#### Dataset content
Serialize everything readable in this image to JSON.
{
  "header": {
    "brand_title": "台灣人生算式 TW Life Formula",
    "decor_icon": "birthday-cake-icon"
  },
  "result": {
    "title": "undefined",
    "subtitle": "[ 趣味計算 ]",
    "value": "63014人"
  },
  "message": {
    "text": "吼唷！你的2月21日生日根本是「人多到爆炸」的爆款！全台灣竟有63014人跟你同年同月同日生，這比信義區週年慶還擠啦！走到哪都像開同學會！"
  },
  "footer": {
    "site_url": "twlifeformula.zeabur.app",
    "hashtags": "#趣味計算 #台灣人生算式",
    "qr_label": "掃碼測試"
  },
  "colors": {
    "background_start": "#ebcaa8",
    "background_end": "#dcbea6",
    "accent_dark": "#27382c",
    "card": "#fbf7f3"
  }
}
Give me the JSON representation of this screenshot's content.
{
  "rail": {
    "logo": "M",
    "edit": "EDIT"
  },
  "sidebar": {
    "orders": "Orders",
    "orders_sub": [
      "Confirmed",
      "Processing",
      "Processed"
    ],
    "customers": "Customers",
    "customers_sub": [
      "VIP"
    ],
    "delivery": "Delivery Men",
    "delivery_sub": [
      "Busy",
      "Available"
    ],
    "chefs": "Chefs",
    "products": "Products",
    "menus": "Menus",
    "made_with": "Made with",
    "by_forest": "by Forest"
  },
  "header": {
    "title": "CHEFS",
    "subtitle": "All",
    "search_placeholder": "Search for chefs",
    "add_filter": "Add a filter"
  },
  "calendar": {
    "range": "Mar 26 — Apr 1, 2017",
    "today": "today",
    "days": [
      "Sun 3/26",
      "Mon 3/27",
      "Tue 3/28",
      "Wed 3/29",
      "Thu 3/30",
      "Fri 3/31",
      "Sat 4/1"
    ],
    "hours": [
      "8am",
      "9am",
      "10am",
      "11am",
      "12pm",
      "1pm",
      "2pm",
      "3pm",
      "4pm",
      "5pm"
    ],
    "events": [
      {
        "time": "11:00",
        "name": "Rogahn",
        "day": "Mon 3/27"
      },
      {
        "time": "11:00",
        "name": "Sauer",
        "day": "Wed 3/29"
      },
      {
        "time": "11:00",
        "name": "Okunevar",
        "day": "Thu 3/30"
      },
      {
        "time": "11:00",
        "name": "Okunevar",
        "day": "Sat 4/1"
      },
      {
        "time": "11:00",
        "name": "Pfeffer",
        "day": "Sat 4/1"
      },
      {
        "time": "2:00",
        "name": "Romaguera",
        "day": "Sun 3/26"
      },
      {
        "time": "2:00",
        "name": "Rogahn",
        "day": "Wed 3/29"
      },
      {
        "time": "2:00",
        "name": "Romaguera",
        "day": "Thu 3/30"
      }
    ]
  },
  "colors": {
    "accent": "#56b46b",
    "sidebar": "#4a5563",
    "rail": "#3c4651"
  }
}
########
▶ Instructions for the task:
Print every entry exactly as written.

▶ Response:
Serialize everything readable in this image to JSON.
{
  "header": {
    "brand_title": "台灣人生算式 TW Life Formula",
    "decor_icon": "birthday-cake-icon"
  },
  "result": {
    "title": "undefined",
    "subtitle": "[ 趣味計算 ]",
    "value": "63014人"
  },
  "message": {
    "text": "吼唷！你的2月21日生日根本是「人多到爆炸」的爆款！全台灣竟有63014人跟你同年同月同日生，這比信義區週年慶還擠啦！走到哪都像開同學會！"
  },
  "footer": {
    "site_url": "twlifeformula.zeabur.app",
    "hashtags": "#趣味計算 #台灣人生算式",
    "qr_label": "掃碼測試"
  },
  "colors": {
    "background_start": "#ebcaa8",
    "background_end": "#dcbea6",
    "accent_dark": "#27382c",
    "card": "#fbf7f3"
  }
}
Give me the JSON representation of this screenshot's content.
{
  "rail": {
    "logo": "M",
    "edit": "EDIT"
  },
  "sidebar": {
    "orders": "Orders",
    "orders_sub": [
      "Confirmed",
      "Processing",
      "Processed"
    ],
    "customers": "Customers",
    "customers_sub": [
      "VIP"
    ],
    "delivery": "Delivery Men",
    "delivery_sub": [
      "Busy",
      "Available"
    ],
    "chefs": "Chefs",
    "products": "Products",
    "menus": "Menus",
    "made_with": "Made with",
    "by_forest": "by Forest"
  },
  "header": {
    "title": "CHEFS",
    "subtitle": "All",
    "search_placeholder": "Search for chefs",
    "add_filter": "Add a filter"
  },
  "calendar": {
    "range": "Mar 26 — Apr 1, 2017",
    "today": "today",
    "days": [
      "Sun 3/26",
      "Mon 3/27",
      "Tue 3/28",
      "Wed 3/29",
      "Thu 3/30",
      "Fri 3/31",
      "Sat 4/1"
    ],
    "hours": [
      "8am",
      "9am",
      "10am",
      "11am",
      "12pm",
      "1pm",
      "2pm",
      "3pm",
      "4pm",
      "5pm"
    ],
    "events": [
      {
        "time": "11:00",
        "name": "Rogahn",
        "day": "Mon 3/27"
      },
      {
        "time": "11:00",
        "name": "Sauer",
        "day": "Wed 3/29"
      },
      {
        "time": "11:00",
        "name": "Okunevar",
        "day": "Thu 3/30"
      },
      {
        "time": "11:00",
        "name": "Okunevar",
        "day": "Sat 4/1"
      },
      {
        "time": "11:00",
        "name": "Pfeffer",
        "day": "Sat 4/1"
      },
      {
        "time": "2:00",
        "name": "Romaguera",
        "day": "Sun 3/26"
      },
      {
        "time": "2:00",
        "name": "Rogahn",
        "day": "Wed 3/29"
      },
      {
        "time": "2:00",
        "name": "Romaguera",
        "day": "Thu 3/30"
      }
    ]
  },
  "colors": {
    "accent": "#56b46b",
    "sidebar": "#4a5563",
    "rail": "#3c4651"
  }
}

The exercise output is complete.